⟨

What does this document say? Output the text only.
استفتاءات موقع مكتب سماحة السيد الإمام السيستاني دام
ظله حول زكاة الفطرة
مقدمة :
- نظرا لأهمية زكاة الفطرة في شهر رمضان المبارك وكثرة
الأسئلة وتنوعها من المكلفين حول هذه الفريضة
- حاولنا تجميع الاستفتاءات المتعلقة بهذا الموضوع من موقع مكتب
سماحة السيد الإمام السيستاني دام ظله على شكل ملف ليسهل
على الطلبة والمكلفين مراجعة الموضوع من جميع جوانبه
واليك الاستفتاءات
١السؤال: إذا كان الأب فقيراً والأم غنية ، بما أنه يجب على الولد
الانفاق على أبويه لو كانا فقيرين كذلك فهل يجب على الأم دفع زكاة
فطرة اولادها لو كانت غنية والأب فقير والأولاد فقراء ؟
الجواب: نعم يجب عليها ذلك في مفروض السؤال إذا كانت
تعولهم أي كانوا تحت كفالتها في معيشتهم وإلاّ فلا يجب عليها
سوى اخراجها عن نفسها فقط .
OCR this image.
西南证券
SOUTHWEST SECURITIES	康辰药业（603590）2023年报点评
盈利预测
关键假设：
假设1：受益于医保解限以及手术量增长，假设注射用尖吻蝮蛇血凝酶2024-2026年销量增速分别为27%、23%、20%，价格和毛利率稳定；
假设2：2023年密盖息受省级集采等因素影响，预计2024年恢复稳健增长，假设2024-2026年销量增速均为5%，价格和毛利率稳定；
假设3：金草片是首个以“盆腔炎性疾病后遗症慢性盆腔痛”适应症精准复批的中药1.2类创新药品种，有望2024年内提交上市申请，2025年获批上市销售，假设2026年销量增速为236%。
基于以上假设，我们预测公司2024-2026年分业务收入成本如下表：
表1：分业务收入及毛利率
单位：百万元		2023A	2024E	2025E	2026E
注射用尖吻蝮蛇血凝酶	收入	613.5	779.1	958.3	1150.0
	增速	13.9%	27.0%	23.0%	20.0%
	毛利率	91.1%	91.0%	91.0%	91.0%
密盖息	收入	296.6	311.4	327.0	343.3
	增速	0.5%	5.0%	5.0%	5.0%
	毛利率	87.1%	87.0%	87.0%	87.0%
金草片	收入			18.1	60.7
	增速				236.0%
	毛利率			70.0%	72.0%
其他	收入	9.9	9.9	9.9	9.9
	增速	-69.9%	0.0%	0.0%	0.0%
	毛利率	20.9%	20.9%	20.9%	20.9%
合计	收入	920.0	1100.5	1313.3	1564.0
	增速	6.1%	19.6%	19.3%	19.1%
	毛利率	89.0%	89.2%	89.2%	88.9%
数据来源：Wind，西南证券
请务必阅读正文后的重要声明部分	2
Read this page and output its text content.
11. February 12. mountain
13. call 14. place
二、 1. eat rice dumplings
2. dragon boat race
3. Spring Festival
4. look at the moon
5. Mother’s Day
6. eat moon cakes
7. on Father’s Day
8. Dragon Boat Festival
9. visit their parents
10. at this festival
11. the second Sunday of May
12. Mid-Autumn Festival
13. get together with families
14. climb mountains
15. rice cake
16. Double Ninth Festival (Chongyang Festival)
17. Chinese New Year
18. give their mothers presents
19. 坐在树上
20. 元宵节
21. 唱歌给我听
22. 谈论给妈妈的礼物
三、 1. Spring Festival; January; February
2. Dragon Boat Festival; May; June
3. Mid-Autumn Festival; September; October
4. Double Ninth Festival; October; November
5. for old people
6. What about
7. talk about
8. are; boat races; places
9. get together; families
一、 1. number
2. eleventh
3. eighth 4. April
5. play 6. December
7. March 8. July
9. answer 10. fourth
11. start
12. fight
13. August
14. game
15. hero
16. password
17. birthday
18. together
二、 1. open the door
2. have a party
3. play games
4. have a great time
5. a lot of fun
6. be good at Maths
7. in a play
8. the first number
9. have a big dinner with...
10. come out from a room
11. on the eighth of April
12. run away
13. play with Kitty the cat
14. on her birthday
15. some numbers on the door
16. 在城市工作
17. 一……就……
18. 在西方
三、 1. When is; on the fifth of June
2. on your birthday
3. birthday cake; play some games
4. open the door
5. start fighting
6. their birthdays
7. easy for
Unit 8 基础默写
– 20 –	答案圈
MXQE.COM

⟩

- YOUR GOAL -
Search the entries for the word "text" and copy every line that has it.

- OUTPUT BELOW -
What does this document say? Output the text only.
Read this page and output its text content.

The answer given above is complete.